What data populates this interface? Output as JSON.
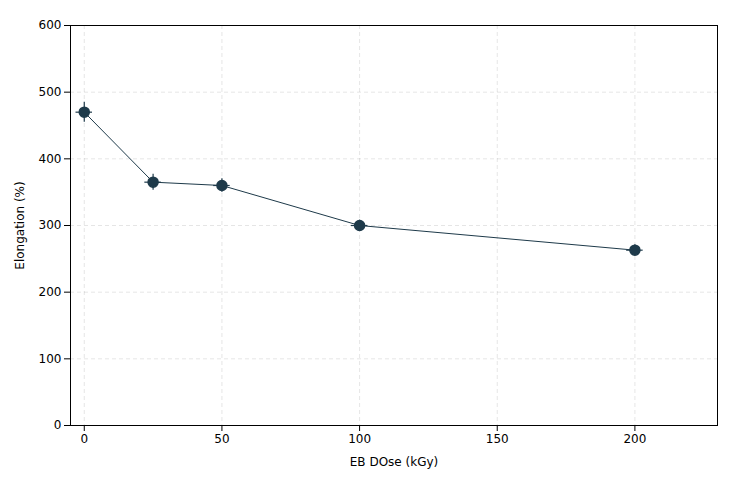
{
  "chart_data": {
    "type": "line",
    "x": [
      0,
      25,
      50,
      100,
      200
    ],
    "values": [
      470,
      365,
      360,
      300,
      263
    ],
    "yerr": [
      15,
      12,
      10,
      8,
      8
    ],
    "xerr": [
      3,
      3,
      3,
      3,
      3
    ],
    "xlabel": "EB DOse (kGy)",
    "ylabel": "Elongation (%)",
    "xlim": [
      -5,
      230
    ],
    "ylim": [
      0,
      600
    ],
    "xticks": [
      0,
      50,
      100,
      150,
      200
    ],
    "yticks": [
      0,
      100,
      200,
      300,
      400,
      500,
      600
    ],
    "color": "#1e3a4a",
    "marker": "circle",
    "grid": true
  }
}
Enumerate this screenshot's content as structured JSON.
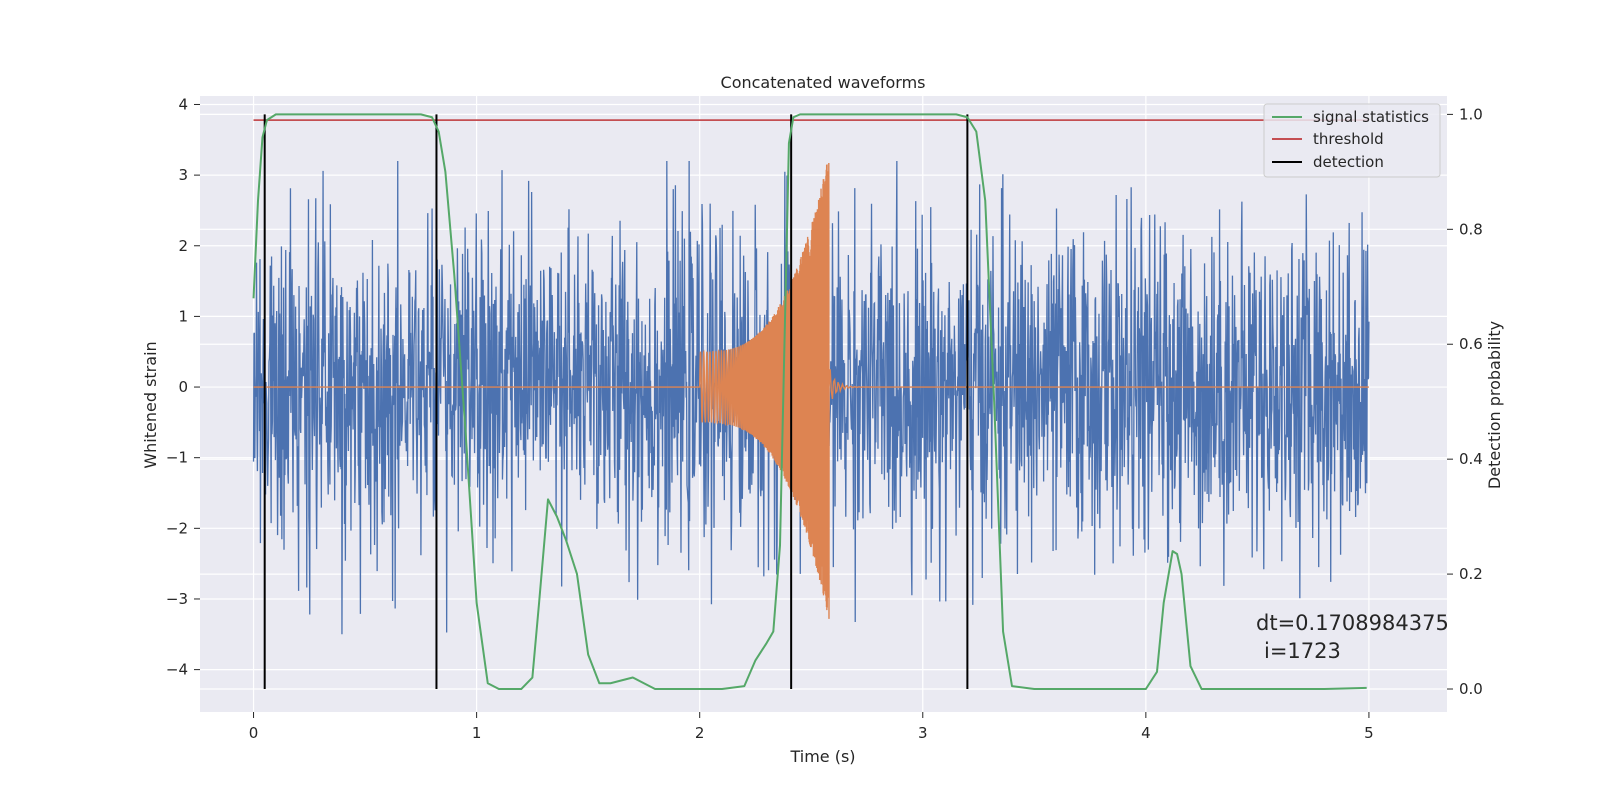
--- --- ---
• **Given request**
Write out all the entries exactly, except for the pictures.

• **Result for this task**
What data populates this interface? Output as JSON.
{
  "chart_data": {
    "type": "line",
    "x": [
      0,
      25,
      50,
      100,
      200
    ],
    "values": [
      470,
      365,
      360,
      300,
      263
    ],
    "yerr": [
      15,
      12,
      10,
      8,
      8
    ],
    "xerr": [
      3,
      3,
      3,
      3,
      3
    ],
    "xlabel": "EB DOse (kGy)",
    "ylabel": "Elongation (%)",
    "xlim": [
      -5,
      230
    ],
    "ylim": [
      0,
      600
    ],
    "xticks": [
      0,
      50,
      100,
      150,
      200
    ],
    "yticks": [
      0,
      100,
      200,
      300,
      400,
      500,
      600
    ],
    "color": "#1e3a4a",
    "marker": "circle",
    "grid": true
  }
}
Enumerate this screenshot's content as structured JSON.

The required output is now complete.